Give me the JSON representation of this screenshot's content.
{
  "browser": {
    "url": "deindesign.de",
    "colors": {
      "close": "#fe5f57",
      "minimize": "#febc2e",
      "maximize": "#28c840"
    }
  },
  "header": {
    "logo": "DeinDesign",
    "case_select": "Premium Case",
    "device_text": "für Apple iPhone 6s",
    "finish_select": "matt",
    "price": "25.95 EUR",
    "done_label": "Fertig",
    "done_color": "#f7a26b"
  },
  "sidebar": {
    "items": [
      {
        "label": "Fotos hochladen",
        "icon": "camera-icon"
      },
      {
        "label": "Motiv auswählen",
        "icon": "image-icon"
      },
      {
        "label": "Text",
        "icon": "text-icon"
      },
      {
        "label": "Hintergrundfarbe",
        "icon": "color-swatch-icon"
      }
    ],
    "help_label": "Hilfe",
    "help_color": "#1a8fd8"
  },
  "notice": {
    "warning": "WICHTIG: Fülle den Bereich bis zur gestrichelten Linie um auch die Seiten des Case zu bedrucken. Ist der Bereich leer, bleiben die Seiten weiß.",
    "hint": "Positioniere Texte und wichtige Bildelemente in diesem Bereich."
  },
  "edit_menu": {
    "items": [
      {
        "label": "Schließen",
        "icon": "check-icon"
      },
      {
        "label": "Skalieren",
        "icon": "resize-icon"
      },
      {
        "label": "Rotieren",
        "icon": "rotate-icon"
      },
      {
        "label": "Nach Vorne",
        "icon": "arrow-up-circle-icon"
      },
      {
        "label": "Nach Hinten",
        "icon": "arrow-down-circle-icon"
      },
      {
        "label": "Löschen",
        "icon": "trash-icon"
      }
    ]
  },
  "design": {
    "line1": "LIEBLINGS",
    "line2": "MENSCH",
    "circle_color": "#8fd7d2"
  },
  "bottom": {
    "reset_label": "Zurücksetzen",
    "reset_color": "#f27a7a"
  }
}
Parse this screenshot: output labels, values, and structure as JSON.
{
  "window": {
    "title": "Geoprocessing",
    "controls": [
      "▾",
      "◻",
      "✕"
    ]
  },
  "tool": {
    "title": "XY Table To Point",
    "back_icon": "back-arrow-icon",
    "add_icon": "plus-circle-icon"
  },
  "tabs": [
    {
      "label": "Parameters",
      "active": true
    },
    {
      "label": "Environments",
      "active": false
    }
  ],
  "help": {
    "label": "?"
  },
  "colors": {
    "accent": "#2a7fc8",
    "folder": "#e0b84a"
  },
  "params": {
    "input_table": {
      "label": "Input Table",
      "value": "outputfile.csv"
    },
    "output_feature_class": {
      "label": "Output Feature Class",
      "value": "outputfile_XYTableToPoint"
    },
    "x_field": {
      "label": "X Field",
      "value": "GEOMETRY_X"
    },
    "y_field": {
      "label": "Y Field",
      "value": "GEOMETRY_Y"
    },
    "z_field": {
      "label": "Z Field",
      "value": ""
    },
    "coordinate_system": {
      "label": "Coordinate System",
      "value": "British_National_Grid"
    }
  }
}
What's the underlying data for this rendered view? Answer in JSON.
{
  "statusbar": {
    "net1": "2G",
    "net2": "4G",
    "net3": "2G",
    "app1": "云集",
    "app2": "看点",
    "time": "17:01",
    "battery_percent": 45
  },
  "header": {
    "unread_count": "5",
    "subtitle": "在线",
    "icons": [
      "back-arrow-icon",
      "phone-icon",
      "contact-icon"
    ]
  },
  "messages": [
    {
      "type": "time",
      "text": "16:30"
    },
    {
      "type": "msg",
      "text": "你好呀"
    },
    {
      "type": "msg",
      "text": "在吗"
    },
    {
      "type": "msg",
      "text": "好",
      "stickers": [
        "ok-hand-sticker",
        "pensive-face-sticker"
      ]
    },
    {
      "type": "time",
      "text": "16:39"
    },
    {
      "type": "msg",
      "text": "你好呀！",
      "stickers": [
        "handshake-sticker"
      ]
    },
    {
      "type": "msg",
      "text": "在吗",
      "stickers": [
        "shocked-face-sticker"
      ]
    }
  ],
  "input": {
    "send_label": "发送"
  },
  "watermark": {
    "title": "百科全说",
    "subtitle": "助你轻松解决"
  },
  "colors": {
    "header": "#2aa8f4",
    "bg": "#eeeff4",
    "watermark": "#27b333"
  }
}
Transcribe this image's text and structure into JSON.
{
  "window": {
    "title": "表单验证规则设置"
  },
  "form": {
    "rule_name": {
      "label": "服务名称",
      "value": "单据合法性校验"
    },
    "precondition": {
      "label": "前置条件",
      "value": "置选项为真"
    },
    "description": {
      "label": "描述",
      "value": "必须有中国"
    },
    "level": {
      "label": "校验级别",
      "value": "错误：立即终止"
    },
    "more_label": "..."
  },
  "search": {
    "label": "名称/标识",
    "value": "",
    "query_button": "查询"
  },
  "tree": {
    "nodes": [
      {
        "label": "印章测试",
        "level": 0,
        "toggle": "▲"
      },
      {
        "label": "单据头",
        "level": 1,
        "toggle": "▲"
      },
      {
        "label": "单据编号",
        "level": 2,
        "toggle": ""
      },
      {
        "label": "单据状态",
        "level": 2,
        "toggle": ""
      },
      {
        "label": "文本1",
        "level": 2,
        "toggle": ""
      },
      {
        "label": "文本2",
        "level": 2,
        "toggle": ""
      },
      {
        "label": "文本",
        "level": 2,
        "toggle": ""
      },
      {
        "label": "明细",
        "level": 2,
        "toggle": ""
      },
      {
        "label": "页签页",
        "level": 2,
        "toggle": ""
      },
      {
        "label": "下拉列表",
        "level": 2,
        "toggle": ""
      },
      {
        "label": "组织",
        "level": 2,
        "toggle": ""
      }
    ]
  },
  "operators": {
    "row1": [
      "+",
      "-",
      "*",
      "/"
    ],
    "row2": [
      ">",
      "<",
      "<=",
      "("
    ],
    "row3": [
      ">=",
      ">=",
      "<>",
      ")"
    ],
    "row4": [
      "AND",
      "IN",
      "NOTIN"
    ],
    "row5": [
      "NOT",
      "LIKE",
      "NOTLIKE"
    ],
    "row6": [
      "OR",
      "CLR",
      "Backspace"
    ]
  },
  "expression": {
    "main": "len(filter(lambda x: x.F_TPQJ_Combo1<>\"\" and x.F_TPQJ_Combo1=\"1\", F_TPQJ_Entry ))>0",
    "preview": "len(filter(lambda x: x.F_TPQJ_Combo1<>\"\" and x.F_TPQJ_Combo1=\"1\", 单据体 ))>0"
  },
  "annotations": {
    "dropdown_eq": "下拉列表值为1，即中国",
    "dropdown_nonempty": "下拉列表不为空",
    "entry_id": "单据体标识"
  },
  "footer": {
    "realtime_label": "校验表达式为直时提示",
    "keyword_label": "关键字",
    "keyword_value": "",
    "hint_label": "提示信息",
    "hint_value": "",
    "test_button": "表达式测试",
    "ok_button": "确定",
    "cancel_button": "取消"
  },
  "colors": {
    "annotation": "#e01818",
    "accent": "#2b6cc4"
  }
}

Short problem:
Output an exact copy of each record.

Task output:
Give me the JSON representation of this screenshot's content.
{
  "browser": {
    "url": "deindesign.de",
    "colors": {
      "close": "#fe5f57",
      "minimize": "#febc2e",
      "maximize": "#28c840"
    }
  },
  "header": {
    "logo": "DeinDesign",
    "case_select": "Premium Case",
    "device_text": "für Apple iPhone 6s",
    "finish_select": "matt",
    "price": "25.95 EUR",
    "done_label": "Fertig",
    "done_color": "#f7a26b"
  },
  "sidebar": {
    "items": [
      {
        "label": "Fotos hochladen",
        "icon": "camera-icon"
      },
      {
        "label": "Motiv auswählen",
        "icon": "image-icon"
      },
      {
        "label": "Text",
        "icon": "text-icon"
      },
      {
        "label": "Hintergrundfarbe",
        "icon": "color-swatch-icon"
      }
    ],
    "help_label": "Hilfe",
    "help_color": "#1a8fd8"
  },
  "notice": {
    "warning": "WICHTIG: Fülle den Bereich bis zur gestrichelten Linie um auch die Seiten des Case zu bedrucken. Ist der Bereich leer, bleiben die Seiten weiß.",
    "hint": "Positioniere Texte und wichtige Bildelemente in diesem Bereich."
  },
  "edit_menu": {
    "items": [
      {
        "label": "Schließen",
        "icon": "check-icon"
      },
      {
        "label": "Skalieren",
        "icon": "resize-icon"
      },
      {
        "label": "Rotieren",
        "icon": "rotate-icon"
      },
      {
        "label": "Nach Vorne",
        "icon": "arrow-up-circle-icon"
      },
      {
        "label": "Nach Hinten",
        "icon": "arrow-down-circle-icon"
      },
      {
        "label": "Löschen",
        "icon": "trash-icon"
      }
    ]
  },
  "design": {
    "line1": "LIEBLINGS",
    "line2": "MENSCH",
    "circle_color": "#8fd7d2"
  },
  "bottom": {
    "reset_label": "Zurücksetzen",
    "reset_color": "#f27a7a"
  }
}
Parse this screenshot: output labels, values, and structure as JSON.
{
  "window": {
    "title": "Geoprocessing",
    "controls": [
      "▾",
      "◻",
      "✕"
    ]
  },
  "tool": {
    "title": "XY Table To Point",
    "back_icon": "back-arrow-icon",
    "add_icon": "plus-circle-icon"
  },
  "tabs": [
    {
      "label": "Parameters",
      "active": true
    },
    {
      "label": "Environments",
      "active": false
    }
  ],
  "help": {
    "label": "?"
  },
  "colors": {
    "accent": "#2a7fc8",
    "folder": "#e0b84a"
  },
  "params": {
    "input_table": {
      "label": "Input Table",
      "value": "outputfile.csv"
    },
    "output_feature_class": {
      "label": "Output Feature Class",
      "value": "outputfile_XYTableToPoint"
    },
    "x_field": {
      "label": "X Field",
      "value": "GEOMETRY_X"
    },
    "y_field": {
      "label": "Y Field",
      "value": "GEOMETRY_Y"
    },
    "z_field": {
      "label": "Z Field",
      "value": ""
    },
    "coordinate_system": {
      "label": "Coordinate System",
      "value": "British_National_Grid"
    }
  }
}
What's the underlying data for this rendered view? Answer in JSON.
{
  "statusbar": {
    "net1": "2G",
    "net2": "4G",
    "net3": "2G",
    "app1": "云集",
    "app2": "看点",
    "time": "17:01",
    "battery_percent": 45
  },
  "header": {
    "unread_count": "5",
    "subtitle": "在线",
    "icons": [
      "back-arrow-icon",
      "phone-icon",
      "contact-icon"
    ]
  },
  "messages": [
    {
      "type": "time",
      "text": "16:30"
    },
    {
      "type": "msg",
      "text": "你好呀"
    },
    {
      "type": "msg",
      "text": "在吗"
    },
    {
      "type": "msg",
      "text": "好",
      "stickers": [
        "ok-hand-sticker",
        "pensive-face-sticker"
      ]
    },
    {
      "type": "time",
      "text": "16:39"
    },
    {
      "type": "msg",
      "text": "你好呀！",
      "stickers": [
        "handshake-sticker"
      ]
    },
    {
      "type": "msg",
      "text": "在吗",
      "stickers": [
        "shocked-face-sticker"
      ]
    }
  ],
  "input": {
    "send_label": "发送"
  },
  "watermark": {
    "title": "百科全说",
    "subtitle": "助你轻松解决"
  },
  "colors": {
    "header": "#2aa8f4",
    "bg": "#eeeff4",
    "watermark": "#27b333"
  }
}
Transcribe this image's text and structure into JSON.
{
  "window": {
    "title": "表单验证规则设置"
  },
  "form": {
    "rule_name": {
      "label": "服务名称",
      "value": "单据合法性校验"
    },
    "precondition": {
      "label": "前置条件",
      "value": "置选项为真"
    },
    "description": {
      "label": "描述",
      "value": "必须有中国"
    },
    "level": {
      "label": "校验级别",
      "value": "错误：立即终止"
    },
    "more_label": "..."
  },
  "search": {
    "label": "名称/标识",
    "value": "",
    "query_button": "查询"
  },
  "tree": {
    "nodes": [
      {
        "label": "印章测试",
        "level": 0,
        "toggle": "▲"
      },
      {
        "label": "单据头",
        "level": 1,
        "toggle": "▲"
      },
      {
        "label": "单据编号",
        "level": 2,
        "toggle": ""
      },
      {
        "label": "单据状态",
        "level": 2,
        "toggle": ""
      },
      {
        "label": "文本1",
        "level": 2,
        "toggle": ""
      },
      {
        "label": "文本2",
        "level": 2,
        "toggle": ""
      },
      {
        "label": "文本",
        "level": 2,
        "toggle": ""
      },
      {
        "label": "明细",
        "level": 2,
        "toggle": ""
      },
      {
        "label": "页签页",
        "level": 2,
        "toggle": ""
      },
      {
        "label": "下拉列表",
        "level": 2,
        "toggle": ""
      },
      {
        "label": "组织",
        "level": 2,
        "toggle": ""
      }
    ]
  },
  "operators": {
    "row1": [
      "+",
      "-",
      "*",
      "/"
    ],
    "row2": [
      ">",
      "<",
      "<=",
      "("
    ],
    "row3": [
      ">=",
      ">=",
      "<>",
      ")"
    ],
    "row4": [
      "AND",
      "IN",
      "NOTIN"
    ],
    "row5": [
      "NOT",
      "LIKE",
      "NOTLIKE"
    ],
    "row6": [
      "OR",
      "CLR",
      "Backspace"
    ]
  },
  "expression": {
    "main": "len(filter(lambda x: x.F_TPQJ_Combo1<>\"\" and x.F_TPQJ_Combo1=\"1\", F_TPQJ_Entry ))>0",
    "preview": "len(filter(lambda x: x.F_TPQJ_Combo1<>\"\" and x.F_TPQJ_Combo1=\"1\", 单据体 ))>0"
  },
  "annotations": {
    "dropdown_eq": "下拉列表值为1，即中国",
    "dropdown_nonempty": "下拉列表不为空",
    "entry_id": "单据体标识"
  },
  "footer": {
    "realtime_label": "校验表达式为直时提示",
    "keyword_label": "关键字",
    "keyword_value": "",
    "hint_label": "提示信息",
    "hint_value": "",
    "test_button": "表达式测试",
    "ok_button": "确定",
    "cancel_button": "取消"
  },
  "colors": {
    "annotation": "#e01818",
    "accent": "#2b6cc4"
  }
}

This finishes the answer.